> Extracted records

--------------------------------

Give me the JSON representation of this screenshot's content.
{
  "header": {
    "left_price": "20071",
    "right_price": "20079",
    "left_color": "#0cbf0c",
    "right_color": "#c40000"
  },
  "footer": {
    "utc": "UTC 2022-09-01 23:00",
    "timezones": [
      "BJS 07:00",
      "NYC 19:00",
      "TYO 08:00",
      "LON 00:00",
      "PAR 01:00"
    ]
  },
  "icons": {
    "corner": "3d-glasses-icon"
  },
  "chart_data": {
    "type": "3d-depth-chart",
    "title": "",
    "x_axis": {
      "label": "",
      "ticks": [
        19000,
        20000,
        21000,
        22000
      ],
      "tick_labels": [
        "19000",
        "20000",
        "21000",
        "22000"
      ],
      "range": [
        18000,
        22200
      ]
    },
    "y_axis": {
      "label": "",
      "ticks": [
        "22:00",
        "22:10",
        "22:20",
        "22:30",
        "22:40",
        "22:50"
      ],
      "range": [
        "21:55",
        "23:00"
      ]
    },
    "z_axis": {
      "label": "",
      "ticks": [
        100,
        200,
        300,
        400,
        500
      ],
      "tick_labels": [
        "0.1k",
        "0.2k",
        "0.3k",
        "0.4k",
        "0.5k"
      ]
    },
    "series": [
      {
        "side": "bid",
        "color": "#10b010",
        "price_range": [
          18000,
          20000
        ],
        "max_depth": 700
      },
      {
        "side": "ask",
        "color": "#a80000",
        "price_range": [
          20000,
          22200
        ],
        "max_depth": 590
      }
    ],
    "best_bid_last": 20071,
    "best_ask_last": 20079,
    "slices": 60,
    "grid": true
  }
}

--------------------------------

> WHAT THE TASK ASKS
Reproduce the data shown above exactly.

> SOLUTION TO THIS EXERCISE
Give me the JSON representation of this screenshot's content.
{
  "header": {
    "left_price": "20071",
    "right_price": "20079",
    "left_color": "#0cbf0c",
    "right_color": "#c40000"
  },
  "footer": {
    "utc": "UTC 2022-09-01 23:00",
    "timezones": [
      "BJS 07:00",
      "NYC 19:00",
      "TYO 08:00",
      "LON 00:00",
      "PAR 01:00"
    ]
  },
  "icons": {
    "corner": "3d-glasses-icon"
  },
  "chart_data": {
    "type": "3d-depth-chart",
    "title": "",
    "x_axis": {
      "label": "",
      "ticks": [
        19000,
        20000,
        21000,
        22000
      ],
      "tick_labels": [
        "19000",
        "20000",
        "21000",
        "22000"
      ],
      "range": [
        18000,
        22200
      ]
    },
    "y_axis": {
      "label": "",
      "ticks": [
        "22:00",
        "22:10",
        "22:20",
        "22:30",
        "22:40",
        "22:50"
      ],
      "range": [
        "21:55",
        "23:00"
      ]
    },
    "z_axis": {
      "label": "",
      "ticks": [
        100,
        200,
        300,
        400,
        500
      ],
      "tick_labels": [
        "0.1k",
        "0.2k",
        "0.3k",
        "0.4k",
        "0.5k"
      ]
    },
    "series": [
      {
        "side": "bid",
        "color": "#10b010",
        "price_range": [
          18000,
          20000
        ],
        "max_depth": 700
      },
      {
        "side": "ask",
        "color": "#a80000",
        "price_range": [
          20000,
          22200
        ],
        "max_depth": 590
      }
    ],
    "best_bid_last": 20071,
    "best_ask_last": 20079,
    "slices": 60,
    "grid": true
  }
}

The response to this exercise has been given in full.